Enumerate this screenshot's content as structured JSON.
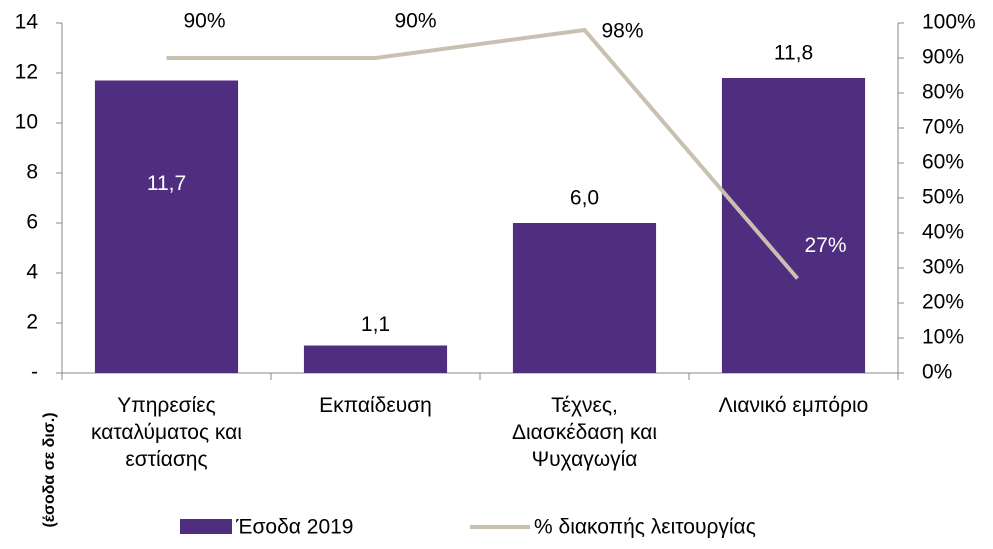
{
  "chart_data": {
    "type": "bar-line",
    "y_label": "(έσοδα σε δισ.)",
    "categories": [
      "Υπηρεσίες καταλύματος και εστίασης",
      "Εκπαίδευση",
      "Τέχνες, Διασκέδαση και Ψυχαγωγία",
      "Λιανικό εμπόριο"
    ],
    "series": [
      {
        "name": "Έσοδα 2019",
        "type": "bar",
        "color": "#4f2d7f",
        "values": [
          11.7,
          1.1,
          6.0,
          11.8
        ],
        "value_labels": [
          "11,7",
          "1,1",
          "6,0",
          "11,8"
        ]
      },
      {
        "name": "% διακοπής λειτουργίας",
        "type": "line",
        "axis": "y2",
        "color": "#c9c0b2",
        "values": [
          90,
          90,
          98,
          27
        ],
        "value_labels": [
          "90%",
          "90%",
          "98%",
          "27%"
        ]
      }
    ],
    "ylim": [
      0,
      14
    ],
    "yticks": [
      {
        "value": 0,
        "label": "-"
      },
      2,
      4,
      6,
      8,
      10,
      12,
      14
    ],
    "y2lim": [
      0,
      100
    ],
    "y2ticks": [
      {
        "value": 0,
        "label": "0%"
      },
      {
        "value": 10,
        "label": "10%"
      },
      {
        "value": 20,
        "label": "20%"
      },
      {
        "value": 30,
        "label": "30%"
      },
      {
        "value": 40,
        "label": "40%"
      },
      {
        "value": 50,
        "label": "50%"
      },
      {
        "value": 60,
        "label": "60%"
      },
      {
        "value": 70,
        "label": "70%"
      },
      {
        "value": 80,
        "label": "80%"
      },
      {
        "value": 90,
        "label": "90%"
      },
      {
        "value": 100,
        "label": "100%"
      }
    ],
    "legend": "bottom"
  }
}
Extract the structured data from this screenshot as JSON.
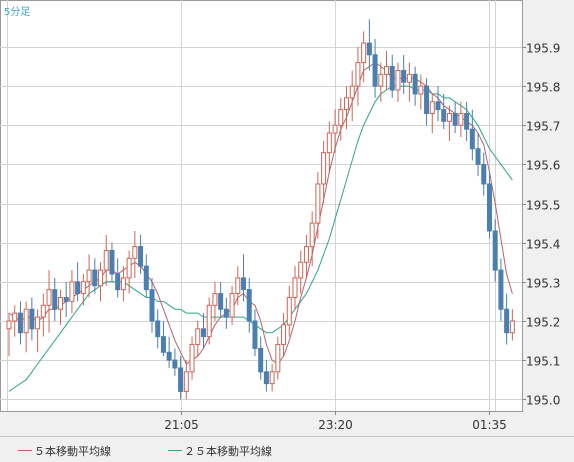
{
  "chart_data": {
    "type": "candlestick",
    "timeframe_label": "5分足",
    "ylim": [
      194.97,
      196.02
    ],
    "y_ticks": [
      "195.0",
      "195.1",
      "195.2",
      "195.3",
      "195.4",
      "195.5",
      "195.6",
      "195.7",
      "195.8",
      "195.9"
    ],
    "x_ticks": [
      {
        "label": "21:05",
        "index": 30
      },
      {
        "label": "23:20",
        "index": 57
      },
      {
        "label": "01:35",
        "index": 84
      }
    ],
    "grid": true,
    "legend_position": "bottom-left",
    "up_color": "#ffffff",
    "up_border_color": "#cc6655",
    "down_color": "#4a7fb0",
    "down_border_color": "#4a7fb0",
    "candles": [
      [
        195.18,
        195.22,
        195.11,
        195.2
      ],
      [
        195.2,
        195.24,
        195.16,
        195.22
      ],
      [
        195.22,
        195.25,
        195.14,
        195.17
      ],
      [
        195.17,
        195.25,
        195.12,
        195.23
      ],
      [
        195.23,
        195.26,
        195.15,
        195.18
      ],
      [
        195.18,
        195.23,
        195.12,
        195.21
      ],
      [
        195.21,
        195.27,
        195.16,
        195.24
      ],
      [
        195.24,
        195.33,
        195.17,
        195.28
      ],
      [
        195.28,
        195.31,
        195.2,
        195.23
      ],
      [
        195.23,
        195.28,
        195.19,
        195.26
      ],
      [
        195.26,
        195.3,
        195.21,
        195.25
      ],
      [
        195.25,
        195.33,
        195.22,
        195.3
      ],
      [
        195.3,
        195.35,
        195.25,
        195.27
      ],
      [
        195.27,
        195.32,
        195.24,
        195.3
      ],
      [
        195.3,
        195.37,
        195.26,
        195.33
      ],
      [
        195.33,
        195.36,
        195.27,
        195.29
      ],
      [
        195.29,
        195.35,
        195.25,
        195.33
      ],
      [
        195.33,
        195.42,
        195.29,
        195.38
      ],
      [
        195.38,
        195.4,
        195.3,
        195.32
      ],
      [
        195.32,
        195.36,
        195.26,
        195.28
      ],
      [
        195.28,
        195.34,
        195.25,
        195.31
      ],
      [
        195.31,
        195.38,
        195.27,
        195.36
      ],
      [
        195.36,
        195.43,
        195.31,
        195.39
      ],
      [
        195.39,
        195.42,
        195.32,
        195.34
      ],
      [
        195.34,
        195.37,
        195.26,
        195.28
      ],
      [
        195.28,
        195.31,
        195.17,
        195.2
      ],
      [
        195.2,
        195.23,
        195.13,
        195.16
      ],
      [
        195.16,
        195.2,
        195.11,
        195.12
      ],
      [
        195.12,
        195.16,
        195.08,
        195.1
      ],
      [
        195.1,
        195.13,
        195.06,
        195.08
      ],
      [
        195.08,
        195.11,
        195.0,
        195.02
      ],
      [
        195.02,
        195.1,
        195.0,
        195.07
      ],
      [
        195.07,
        195.16,
        195.05,
        195.14
      ],
      [
        195.14,
        195.2,
        195.11,
        195.18
      ],
      [
        195.18,
        195.22,
        195.13,
        195.16
      ],
      [
        195.16,
        195.26,
        195.14,
        195.24
      ],
      [
        195.24,
        195.3,
        195.2,
        195.27
      ],
      [
        195.27,
        195.3,
        195.21,
        195.23
      ],
      [
        195.23,
        195.26,
        195.18,
        195.21
      ],
      [
        195.21,
        195.29,
        195.19,
        195.27
      ],
      [
        195.27,
        195.34,
        195.24,
        195.31
      ],
      [
        195.31,
        195.37,
        195.25,
        195.28
      ],
      [
        195.28,
        195.31,
        195.17,
        195.2
      ],
      [
        195.2,
        195.23,
        195.11,
        195.13
      ],
      [
        195.13,
        195.16,
        195.05,
        195.07
      ],
      [
        195.07,
        195.1,
        195.02,
        195.04
      ],
      [
        195.04,
        195.09,
        195.02,
        195.07
      ],
      [
        195.07,
        195.16,
        195.05,
        195.14
      ],
      [
        195.14,
        195.22,
        195.11,
        195.19
      ],
      [
        195.19,
        195.29,
        195.16,
        195.26
      ],
      [
        195.26,
        195.34,
        195.23,
        195.31
      ],
      [
        195.31,
        195.38,
        195.27,
        195.35
      ],
      [
        195.35,
        195.42,
        195.31,
        195.39
      ],
      [
        195.39,
        195.48,
        195.34,
        195.45
      ],
      [
        195.45,
        195.58,
        195.41,
        195.55
      ],
      [
        195.55,
        195.66,
        195.5,
        195.63
      ],
      [
        195.63,
        195.71,
        195.58,
        195.68
      ],
      [
        195.68,
        195.74,
        195.63,
        195.7
      ],
      [
        195.7,
        195.77,
        195.66,
        195.74
      ],
      [
        195.74,
        195.8,
        195.69,
        195.77
      ],
      [
        195.77,
        195.84,
        195.71,
        195.8
      ],
      [
        195.8,
        195.9,
        195.75,
        195.86
      ],
      [
        195.86,
        195.94,
        195.81,
        195.91
      ],
      [
        195.91,
        195.97,
        195.84,
        195.88
      ],
      [
        195.88,
        195.92,
        195.77,
        195.8
      ],
      [
        195.8,
        195.86,
        195.76,
        195.83
      ],
      [
        195.83,
        195.89,
        195.79,
        195.85
      ],
      [
        195.85,
        195.88,
        195.77,
        195.79
      ],
      [
        195.79,
        195.86,
        195.76,
        195.84
      ],
      [
        195.84,
        195.88,
        195.78,
        195.81
      ],
      [
        195.81,
        195.86,
        195.76,
        195.83
      ],
      [
        195.83,
        195.85,
        195.75,
        195.78
      ],
      [
        195.78,
        195.83,
        195.74,
        195.8
      ],
      [
        195.8,
        195.82,
        195.7,
        195.73
      ],
      [
        195.73,
        195.78,
        195.68,
        195.76
      ],
      [
        195.76,
        195.8,
        195.71,
        195.74
      ],
      [
        195.74,
        195.78,
        195.69,
        195.71
      ],
      [
        195.71,
        195.75,
        195.66,
        195.73
      ],
      [
        195.73,
        195.76,
        195.68,
        195.7
      ],
      [
        195.7,
        195.76,
        195.67,
        195.73
      ],
      [
        195.73,
        195.76,
        195.66,
        195.69
      ],
      [
        195.69,
        195.74,
        195.61,
        195.64
      ],
      [
        195.64,
        195.68,
        195.57,
        195.6
      ],
      [
        195.6,
        195.63,
        195.52,
        195.55
      ],
      [
        195.55,
        195.58,
        195.41,
        195.43
      ],
      [
        195.43,
        195.46,
        195.3,
        195.33
      ],
      [
        195.33,
        195.36,
        195.2,
        195.23
      ],
      [
        195.23,
        195.27,
        195.14,
        195.17
      ],
      [
        195.17,
        195.23,
        195.15,
        195.2
      ]
    ],
    "sma5": [
      195.22,
      195.21,
      195.2,
      195.21,
      195.21,
      195.2,
      195.21,
      195.23,
      195.23,
      195.24,
      195.25,
      195.26,
      195.27,
      195.28,
      195.29,
      195.3,
      195.31,
      195.33,
      195.33,
      195.32,
      195.33,
      195.34,
      195.35,
      195.34,
      195.32,
      195.3,
      195.27,
      195.23,
      195.19,
      195.15,
      195.12,
      195.09,
      195.1,
      195.11,
      195.13,
      195.16,
      195.19,
      195.21,
      195.22,
      195.23,
      195.26,
      195.27,
      195.25,
      195.24,
      195.2,
      195.14,
      195.1,
      195.09,
      195.11,
      195.15,
      195.2,
      195.26,
      195.31,
      195.37,
      195.44,
      195.51,
      195.58,
      195.64,
      195.69,
      195.72,
      195.76,
      195.8,
      195.84,
      195.85,
      195.86,
      195.85,
      195.84,
      195.82,
      195.82,
      195.82,
      195.82,
      195.82,
      195.81,
      195.8,
      195.78,
      195.77,
      195.75,
      195.74,
      195.73,
      195.72,
      195.71,
      195.7,
      195.68,
      195.65,
      195.58,
      195.5,
      195.41,
      195.32,
      195.27
    ],
    "sma25": [
      195.02,
      195.03,
      195.04,
      195.05,
      195.07,
      195.09,
      195.11,
      195.13,
      195.15,
      195.17,
      195.19,
      195.21,
      195.23,
      195.25,
      195.27,
      195.28,
      195.29,
      195.3,
      195.3,
      195.3,
      195.3,
      195.29,
      195.28,
      195.27,
      195.26,
      195.26,
      195.25,
      195.25,
      195.24,
      195.23,
      195.23,
      195.22,
      195.22,
      195.22,
      195.21,
      195.21,
      195.21,
      195.21,
      195.21,
      195.21,
      195.21,
      195.21,
      195.2,
      195.19,
      195.18,
      195.17,
      195.17,
      195.18,
      195.19,
      195.21,
      195.23,
      195.25,
      195.27,
      195.3,
      195.33,
      195.37,
      195.41,
      195.46,
      195.51,
      195.56,
      195.61,
      195.66,
      195.7,
      195.73,
      195.76,
      195.78,
      195.79,
      195.8,
      195.8,
      195.8,
      195.8,
      195.79,
      195.79,
      195.79,
      195.78,
      195.78,
      195.77,
      195.77,
      195.76,
      195.75,
      195.74,
      195.72,
      195.7,
      195.67,
      195.64,
      195.62,
      195.6,
      195.58,
      195.56
    ],
    "legend": [
      {
        "name": "５本移動平均線",
        "color": "#b5626a"
      },
      {
        "name": "２５本移動平均線",
        "color": "#2fa58a"
      }
    ]
  }
}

──────

Work to do
Filter for "structured". Return all lines that hold it.

Correct answer
Enumerate this screenshot's content as structured JSON.
Extract the structured data from this screenshot as JSON.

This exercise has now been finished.